-- Aim --
Copy out all of the material exactly.
----
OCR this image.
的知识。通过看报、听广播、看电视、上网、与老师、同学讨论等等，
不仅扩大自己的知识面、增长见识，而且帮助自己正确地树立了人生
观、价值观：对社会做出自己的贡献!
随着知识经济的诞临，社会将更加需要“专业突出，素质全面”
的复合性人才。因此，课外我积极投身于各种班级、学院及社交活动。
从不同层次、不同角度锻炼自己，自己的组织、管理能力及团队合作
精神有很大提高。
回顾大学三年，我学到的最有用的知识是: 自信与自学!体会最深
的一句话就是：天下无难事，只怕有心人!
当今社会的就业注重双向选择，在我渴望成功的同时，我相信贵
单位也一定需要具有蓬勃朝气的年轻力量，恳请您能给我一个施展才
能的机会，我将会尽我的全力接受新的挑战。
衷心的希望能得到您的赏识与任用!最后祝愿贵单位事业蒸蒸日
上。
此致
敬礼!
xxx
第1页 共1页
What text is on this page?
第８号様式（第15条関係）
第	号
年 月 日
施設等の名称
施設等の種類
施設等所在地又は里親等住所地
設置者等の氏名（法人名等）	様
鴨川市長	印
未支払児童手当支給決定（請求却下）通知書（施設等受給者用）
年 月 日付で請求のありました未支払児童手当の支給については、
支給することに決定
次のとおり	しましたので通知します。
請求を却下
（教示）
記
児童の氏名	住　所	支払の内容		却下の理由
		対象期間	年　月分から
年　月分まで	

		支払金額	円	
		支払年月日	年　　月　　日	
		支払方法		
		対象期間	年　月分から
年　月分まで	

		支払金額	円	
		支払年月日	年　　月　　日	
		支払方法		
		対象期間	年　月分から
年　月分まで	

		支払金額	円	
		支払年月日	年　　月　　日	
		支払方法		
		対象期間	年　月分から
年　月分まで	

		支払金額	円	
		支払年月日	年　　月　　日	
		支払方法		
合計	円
----
-- Answer to this problem --
OCR this image.
的知识。通过看报、听广播、看电视、上网、与老师、同学讨论等等，
不仅扩大自己的知识面、增长见识，而且帮助自己正确地树立了人生
观、价值观：对社会做出自己的贡献!
随着知识经济的诞临，社会将更加需要“专业突出，素质全面”
的复合性人才。因此，课外我积极投身于各种班级、学院及社交活动。
从不同层次、不同角度锻炼自己，自己的组织、管理能力及团队合作
精神有很大提高。
回顾大学三年，我学到的最有用的知识是: 自信与自学!体会最深
的一句话就是：天下无难事，只怕有心人!
当今社会的就业注重双向选择，在我渴望成功的同时，我相信贵
单位也一定需要具有蓬勃朝气的年轻力量，恳请您能给我一个施展才
能的机会，我将会尽我的全力接受新的挑战。
衷心的希望能得到您的赏识与任用!最后祝愿贵单位事业蒸蒸日
上。
此致
敬礼!
xxx
第1页 共1页
What text is on this page?
第８号様式（第15条関係）
第	号
年 月 日
施設等の名称
施設等の種類
施設等所在地又は里親等住所地
設置者等の氏名（法人名等）	様
鴨川市長	印
未支払児童手当支給決定（請求却下）通知書（施設等受給者用）
年 月 日付で請求のありました未支払児童手当の支給については、
支給することに決定
次のとおり	しましたので通知します。
請求を却下
（教示）
記
児童の氏名	住　所	支払の内容		却下の理由
		対象期間	年　月分から
年　月分まで	

		支払金額	円	
		支払年月日	年　　月　　日	
		支払方法		
		対象期間	年　月分から
年　月分まで	

		支払金額	円	
		支払年月日	年　　月　　日	
		支払方法		
		対象期間	年　月分から
年　月分まで	

		支払金額	円	
		支払年月日	年　　月　　日	
		支払方法		
		対象期間	年　月分から
年　月分まで	

		支払金額	円	
		支払年月日	年　　月　　日	
		支払方法		
合計	円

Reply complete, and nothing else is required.